▶ **Task instructions**
Below is a set of records. Repeat all of them exactly.

▶ **The data**
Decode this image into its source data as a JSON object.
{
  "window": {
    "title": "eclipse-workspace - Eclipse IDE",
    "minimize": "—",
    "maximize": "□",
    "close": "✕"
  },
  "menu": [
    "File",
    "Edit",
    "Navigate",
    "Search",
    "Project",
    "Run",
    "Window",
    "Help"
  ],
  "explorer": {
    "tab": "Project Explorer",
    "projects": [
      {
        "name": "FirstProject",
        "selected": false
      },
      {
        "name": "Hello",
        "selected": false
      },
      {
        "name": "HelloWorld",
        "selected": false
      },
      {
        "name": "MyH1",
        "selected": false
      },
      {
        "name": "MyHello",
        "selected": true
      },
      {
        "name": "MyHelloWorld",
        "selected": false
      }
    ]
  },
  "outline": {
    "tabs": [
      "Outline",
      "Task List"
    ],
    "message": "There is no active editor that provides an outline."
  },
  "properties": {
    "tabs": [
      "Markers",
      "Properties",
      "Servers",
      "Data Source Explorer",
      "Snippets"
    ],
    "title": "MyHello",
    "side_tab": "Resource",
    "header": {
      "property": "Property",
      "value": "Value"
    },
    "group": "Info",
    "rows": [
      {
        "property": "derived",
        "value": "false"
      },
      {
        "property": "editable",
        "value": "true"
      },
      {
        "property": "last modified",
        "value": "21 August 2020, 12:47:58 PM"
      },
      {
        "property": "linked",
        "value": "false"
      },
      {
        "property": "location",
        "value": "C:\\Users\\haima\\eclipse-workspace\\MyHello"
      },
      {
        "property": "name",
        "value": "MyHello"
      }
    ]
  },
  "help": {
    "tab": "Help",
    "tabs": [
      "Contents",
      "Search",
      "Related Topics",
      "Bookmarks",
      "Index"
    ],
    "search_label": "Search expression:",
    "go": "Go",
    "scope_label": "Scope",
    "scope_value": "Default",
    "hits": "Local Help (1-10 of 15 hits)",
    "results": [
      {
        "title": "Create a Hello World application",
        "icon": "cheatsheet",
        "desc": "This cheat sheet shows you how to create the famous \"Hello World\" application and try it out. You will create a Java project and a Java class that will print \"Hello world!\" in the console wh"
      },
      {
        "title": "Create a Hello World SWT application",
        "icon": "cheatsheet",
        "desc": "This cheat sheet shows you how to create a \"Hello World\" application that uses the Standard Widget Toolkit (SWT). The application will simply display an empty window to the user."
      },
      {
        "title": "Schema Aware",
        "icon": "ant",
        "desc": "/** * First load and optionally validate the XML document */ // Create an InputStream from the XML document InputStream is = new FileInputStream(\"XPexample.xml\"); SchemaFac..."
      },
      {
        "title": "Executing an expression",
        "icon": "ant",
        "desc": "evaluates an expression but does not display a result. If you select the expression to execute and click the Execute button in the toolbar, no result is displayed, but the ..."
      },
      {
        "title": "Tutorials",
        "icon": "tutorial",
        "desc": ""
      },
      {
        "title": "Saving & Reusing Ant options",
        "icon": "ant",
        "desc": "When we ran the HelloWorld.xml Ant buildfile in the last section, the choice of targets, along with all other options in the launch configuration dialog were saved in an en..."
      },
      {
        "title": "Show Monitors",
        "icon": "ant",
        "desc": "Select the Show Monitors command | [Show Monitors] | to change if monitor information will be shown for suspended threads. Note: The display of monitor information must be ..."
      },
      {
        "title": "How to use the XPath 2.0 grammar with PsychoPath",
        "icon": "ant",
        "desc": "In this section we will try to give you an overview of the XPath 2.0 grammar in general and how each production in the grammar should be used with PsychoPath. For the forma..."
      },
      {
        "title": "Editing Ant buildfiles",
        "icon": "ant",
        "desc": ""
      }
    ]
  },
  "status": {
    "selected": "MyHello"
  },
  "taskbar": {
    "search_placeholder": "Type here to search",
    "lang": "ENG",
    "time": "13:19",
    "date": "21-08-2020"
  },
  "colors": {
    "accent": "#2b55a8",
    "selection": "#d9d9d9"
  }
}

▶ **Output for this exercise**
Decode this image into its source data as a JSON object.
{
  "window": {
    "title": "eclipse-workspace - Eclipse IDE",
    "minimize": "—",
    "maximize": "□",
    "close": "✕"
  },
  "menu": [
    "File",
    "Edit",
    "Navigate",
    "Search",
    "Project",
    "Run",
    "Window",
    "Help"
  ],
  "explorer": {
    "tab": "Project Explorer",
    "projects": [
      {
        "name": "FirstProject",
        "selected": false
      },
      {
        "name": "Hello",
        "selected": false
      },
      {
        "name": "HelloWorld",
        "selected": false
      },
      {
        "name": "MyH1",
        "selected": false
      },
      {
        "name": "MyHello",
        "selected": true
      },
      {
        "name": "MyHelloWorld",
        "selected": false
      }
    ]
  },
  "outline": {
    "tabs": [
      "Outline",
      "Task List"
    ],
    "message": "There is no active editor that provides an outline."
  },
  "properties": {
    "tabs": [
      "Markers",
      "Properties",
      "Servers",
      "Data Source Explorer",
      "Snippets"
    ],
    "title": "MyHello",
    "side_tab": "Resource",
    "header": {
      "property": "Property",
      "value": "Value"
    },
    "group": "Info",
    "rows": [
      {
        "property": "derived",
        "value": "false"
      },
      {
        "property": "editable",
        "value": "true"
      },
      {
        "property": "last modified",
        "value": "21 August 2020, 12:47:58 PM"
      },
      {
        "property": "linked",
        "value": "false"
      },
      {
        "property": "location",
        "value": "C:\\Users\\haima\\eclipse-workspace\\MyHello"
      },
      {
        "property": "name",
        "value": "MyHello"
      }
    ]
  },
  "help": {
    "tab": "Help",
    "tabs": [
      "Contents",
      "Search",
      "Related Topics",
      "Bookmarks",
      "Index"
    ],
    "search_label": "Search expression:",
    "go": "Go",
    "scope_label": "Scope",
    "scope_value": "Default",
    "hits": "Local Help (1-10 of 15 hits)",
    "results": [
      {
        "title": "Create a Hello World application",
        "icon": "cheatsheet",
        "desc": "This cheat sheet shows you how to create the famous \"Hello World\" application and try it out. You will create a Java project and a Java class that will print \"Hello world!\" in the console wh"
      },
      {
        "title": "Create a Hello World SWT application",
        "icon": "cheatsheet",
        "desc": "This cheat sheet shows you how to create a \"Hello World\" application that uses the Standard Widget Toolkit (SWT). The application will simply display an empty window to the user."
      },
      {
        "title": "Schema Aware",
        "icon": "ant",
        "desc": "/** * First load and optionally validate the XML document */ // Create an InputStream from the XML document InputStream is = new FileInputStream(\"XPexample.xml\"); SchemaFac..."
      },
      {
        "title": "Executing an expression",
        "icon": "ant",
        "desc": "evaluates an expression but does not display a result. If you select the expression to execute and click the Execute button in the toolbar, no result is displayed, but the ..."
      },
      {
        "title": "Tutorials",
        "icon": "tutorial",
        "desc": ""
      },
      {
        "title": "Saving & Reusing Ant options",
        "icon": "ant",
        "desc": "When we ran the HelloWorld.xml Ant buildfile in the last section, the choice of targets, along with all other options in the launch configuration dialog were saved in an en..."
      },
      {
        "title": "Show Monitors",
        "icon": "ant",
        "desc": "Select the Show Monitors command | [Show Monitors] | to change if monitor information will be shown for suspended threads. Note: The display of monitor information must be ..."
      },
      {
        "title": "How to use the XPath 2.0 grammar with PsychoPath",
        "icon": "ant",
        "desc": "In this section we will try to give you an overview of the XPath 2.0 grammar in general and how each production in the grammar should be used with PsychoPath. For the forma..."
      },
      {
        "title": "Editing Ant buildfiles",
        "icon": "ant",
        "desc": ""
      }
    ]
  },
  "status": {
    "selected": "MyHello"
  },
  "taskbar": {
    "search_placeholder": "Type here to search",
    "lang": "ENG",
    "time": "13:19",
    "date": "21-08-2020"
  },
  "colors": {
    "accent": "#2b55a8",
    "selection": "#d9d9d9"
  }
}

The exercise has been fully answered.